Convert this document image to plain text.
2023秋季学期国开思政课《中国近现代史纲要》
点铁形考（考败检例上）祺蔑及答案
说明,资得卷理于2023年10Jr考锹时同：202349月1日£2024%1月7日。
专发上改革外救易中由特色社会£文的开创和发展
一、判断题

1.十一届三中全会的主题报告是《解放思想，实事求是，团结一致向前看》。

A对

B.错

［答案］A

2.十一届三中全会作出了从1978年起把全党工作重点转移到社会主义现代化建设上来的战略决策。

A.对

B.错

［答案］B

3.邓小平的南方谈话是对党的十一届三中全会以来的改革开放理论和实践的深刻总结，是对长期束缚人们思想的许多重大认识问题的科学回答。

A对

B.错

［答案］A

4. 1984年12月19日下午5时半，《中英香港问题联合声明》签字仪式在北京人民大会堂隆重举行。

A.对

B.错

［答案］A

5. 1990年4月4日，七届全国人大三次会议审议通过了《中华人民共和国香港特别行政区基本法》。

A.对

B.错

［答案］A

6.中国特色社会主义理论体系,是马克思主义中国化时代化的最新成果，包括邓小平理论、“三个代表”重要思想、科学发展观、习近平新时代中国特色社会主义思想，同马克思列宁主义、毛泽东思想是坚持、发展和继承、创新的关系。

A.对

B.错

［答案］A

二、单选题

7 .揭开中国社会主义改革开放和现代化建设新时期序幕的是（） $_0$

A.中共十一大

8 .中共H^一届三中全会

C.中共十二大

- _Given instruction_:
Take the data above and return it exactly.

- _Finished answer_:
Convert this document image to plain text.
2023秋季学期国开思政课《中国近现代史纲要》
点铁形考（考败检例上）祺蔑及答案
说明,资得卷理于2023年10Jr考锹时同：202349月1日£2024%1月7日。
专发上改革外救易中由特色社会£文的开创和发展
一、判断题

1.十一届三中全会的主题报告是《解放思想，实事求是，团结一致向前看》。

A对

B.错

［答案］A

2.十一届三中全会作出了从1978年起把全党工作重点转移到社会主义现代化建设上来的战略决策。

A.对

B.错

［答案］B

3.邓小平的南方谈话是对党的十一届三中全会以来的改革开放理论和实践的深刻总结，是对长期束缚人们思想的许多重大认识问题的科学回答。

A对

B.错

［答案］A

4. 1984年12月19日下午5时半，《中英香港问题联合声明》签字仪式在北京人民大会堂隆重举行。

A.对

B.错

［答案］A

5. 1990年4月4日，七届全国人大三次会议审议通过了《中华人民共和国香港特别行政区基本法》。

A.对

B.错

［答案］A

6.中国特色社会主义理论体系,是马克思主义中国化时代化的最新成果，包括邓小平理论、“三个代表”重要思想、科学发展观、习近平新时代中国特色社会主义思想，同马克思列宁主义、毛泽东思想是坚持、发展和继承、创新的关系。

A.对

B.错

［答案］A

二、单选题

7 .揭开中国社会主义改革开放和现代化建设新时期序幕的是（） $_0$

A.中共十一大

8 .中共H^一届三中全会

C.中共十二大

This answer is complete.